TEXT SHOWN –
=== Section Start ===

This illustrates the algorithm of simulation on the root inode for first generation, it depicts the distribution of all the bytes at a given inode.
For an inode with an existing state (includes child inodes with files and other directories), the algorithm for applying the mutation goes as follows:
- We can have non-empty bytes to be deleted as part of mutation i.e. mutation could now be (Add 100MB, Delete 20MB). This mutation would add net 80MB, but could result in deleting some files to compensate for 20MB deletion, adding more files or changing data in the existing files for adding that 80MB.
- Distribute bytes to existing files and directories:
- First satisfy delete bytes:
- Put a portion of them to fully delete files check files, for example if total bytes to delete is 100MB and 20% of it is set to delete all files, then we can fully remove inodes which size is less than 20MB.
- After that, distribute the remaining mutations as bytesDeleted to the children.
- Distribute bytes to add:
- Put a portion of the bytes to add to create new inodes and recreate them.
- Distribute the remaining bytes to all inodes in the directory.
- Club (a) and (b) for each inodes that are not deleted and send as single mutation of the form (bytesAdded, bytesDeleted)
- First satisfy delete bytes:
- Note that this can also lead to deletion of entire files/directories from the node, when all the bytes of that child is removed as part of mutation distribution.
One thing to note is, the entire algorithm described above applies mutations down the filesystem tree, essentially generating the whole filesystem tree from the root and not just a specific subtree and this won’t still fit in memory. However, to be able to fit the entire generation in memory and to go back in time, all we need to do is to lazily apply a mutation by taking the following steps.
First, store the incoming mutations and lazily apply them when needed. This allows for each node to have all the mutations that should be applied stored in it. Then it can apply whenever it wants to, and get the state. This makes us to generate those parts of tree which is required
Second, if at any point of time we are going over a threshold number of nodes, we reset the state of the node - which un-applies all mutations and make it an empty node. This means that if we unapply all mutations at the root node, we will again begin with the empty inode with no children, thereby pruning all the nodes below it and an empty tree. Because the mutations applied previously are stored in order of arrival, we can always re-apply them when needed. To generate the same random numbers again, we store the “seed” of each inode which remains the same across generations.

=== Section End ===

RAW DATA –

=== Section Start ===

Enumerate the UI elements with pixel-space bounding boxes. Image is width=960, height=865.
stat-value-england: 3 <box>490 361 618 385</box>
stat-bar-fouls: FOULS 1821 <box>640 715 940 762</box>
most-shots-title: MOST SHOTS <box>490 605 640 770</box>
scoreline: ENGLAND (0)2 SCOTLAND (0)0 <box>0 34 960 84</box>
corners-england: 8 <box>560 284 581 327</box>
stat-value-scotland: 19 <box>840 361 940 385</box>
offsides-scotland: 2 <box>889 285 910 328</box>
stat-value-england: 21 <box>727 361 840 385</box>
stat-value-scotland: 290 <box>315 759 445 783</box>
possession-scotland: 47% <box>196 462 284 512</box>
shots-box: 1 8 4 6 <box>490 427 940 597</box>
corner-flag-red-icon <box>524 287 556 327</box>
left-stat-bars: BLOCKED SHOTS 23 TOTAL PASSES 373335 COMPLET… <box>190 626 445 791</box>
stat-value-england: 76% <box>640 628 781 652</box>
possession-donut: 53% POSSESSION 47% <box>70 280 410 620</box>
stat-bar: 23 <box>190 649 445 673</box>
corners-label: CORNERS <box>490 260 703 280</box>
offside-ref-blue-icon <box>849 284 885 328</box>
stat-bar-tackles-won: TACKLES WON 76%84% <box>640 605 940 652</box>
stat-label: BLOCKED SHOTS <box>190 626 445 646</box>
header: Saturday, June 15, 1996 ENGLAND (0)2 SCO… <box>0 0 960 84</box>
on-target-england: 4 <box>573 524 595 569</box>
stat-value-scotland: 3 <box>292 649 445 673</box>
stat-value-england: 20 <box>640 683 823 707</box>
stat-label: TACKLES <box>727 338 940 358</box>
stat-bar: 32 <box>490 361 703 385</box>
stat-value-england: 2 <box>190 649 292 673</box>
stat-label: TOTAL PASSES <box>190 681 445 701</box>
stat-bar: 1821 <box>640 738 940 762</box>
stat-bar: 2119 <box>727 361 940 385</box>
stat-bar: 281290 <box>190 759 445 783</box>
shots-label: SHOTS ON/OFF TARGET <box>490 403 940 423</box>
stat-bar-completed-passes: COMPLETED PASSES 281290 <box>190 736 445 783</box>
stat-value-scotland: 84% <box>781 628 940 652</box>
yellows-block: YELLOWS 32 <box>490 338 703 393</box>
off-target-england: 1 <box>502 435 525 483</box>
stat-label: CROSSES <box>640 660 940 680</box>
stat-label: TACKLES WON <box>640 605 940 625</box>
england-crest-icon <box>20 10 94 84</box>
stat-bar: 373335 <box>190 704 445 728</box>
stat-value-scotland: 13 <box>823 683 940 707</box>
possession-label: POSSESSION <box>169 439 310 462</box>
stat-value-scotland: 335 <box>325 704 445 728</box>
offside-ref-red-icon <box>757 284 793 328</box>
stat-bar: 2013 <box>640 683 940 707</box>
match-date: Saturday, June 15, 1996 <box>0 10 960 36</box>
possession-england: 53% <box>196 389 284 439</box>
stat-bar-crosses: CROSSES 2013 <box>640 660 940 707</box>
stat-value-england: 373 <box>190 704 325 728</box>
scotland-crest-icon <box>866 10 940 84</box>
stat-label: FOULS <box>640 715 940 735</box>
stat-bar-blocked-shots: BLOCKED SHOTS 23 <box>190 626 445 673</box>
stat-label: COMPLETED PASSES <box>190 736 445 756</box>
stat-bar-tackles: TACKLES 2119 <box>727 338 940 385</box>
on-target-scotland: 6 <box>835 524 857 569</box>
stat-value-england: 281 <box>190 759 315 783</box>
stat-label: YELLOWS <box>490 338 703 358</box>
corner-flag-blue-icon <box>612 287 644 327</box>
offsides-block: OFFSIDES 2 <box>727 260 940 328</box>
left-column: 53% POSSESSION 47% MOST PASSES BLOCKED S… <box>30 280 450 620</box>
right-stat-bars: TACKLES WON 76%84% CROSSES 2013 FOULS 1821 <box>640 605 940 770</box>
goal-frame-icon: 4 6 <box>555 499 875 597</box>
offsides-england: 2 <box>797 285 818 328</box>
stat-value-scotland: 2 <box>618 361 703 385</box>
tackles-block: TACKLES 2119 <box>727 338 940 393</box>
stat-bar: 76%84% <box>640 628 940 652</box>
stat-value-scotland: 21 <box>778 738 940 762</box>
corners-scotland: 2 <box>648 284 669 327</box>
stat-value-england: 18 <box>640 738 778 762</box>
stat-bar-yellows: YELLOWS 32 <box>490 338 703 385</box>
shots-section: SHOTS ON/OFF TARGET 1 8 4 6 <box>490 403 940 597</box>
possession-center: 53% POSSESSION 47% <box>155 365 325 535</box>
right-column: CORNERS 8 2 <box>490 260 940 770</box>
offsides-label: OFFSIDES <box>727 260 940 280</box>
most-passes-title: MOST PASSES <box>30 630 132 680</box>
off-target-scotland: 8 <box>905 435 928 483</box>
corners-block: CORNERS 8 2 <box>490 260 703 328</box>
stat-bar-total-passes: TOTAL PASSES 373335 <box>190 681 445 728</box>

=== Section End ===

EXERCISE DETAILS –
In the text on the filesystem mutation algorithm, copy word for word the passage that begins at the words "- Distribute bytes to existing" and stops after "to the children.".

EXERCISE OUTPUT –
- Distribute bytes to existing files and directories:
- First satisfy delete bytes:
- Put a portion of them to fully delete files check files, for example if total bytes to delete is 100MB and 20% of it is set to delete all files, then we can fully remove inodes which size is less than 20MB.
- After that, distribute the remaining mutations as bytesDeleted to the children.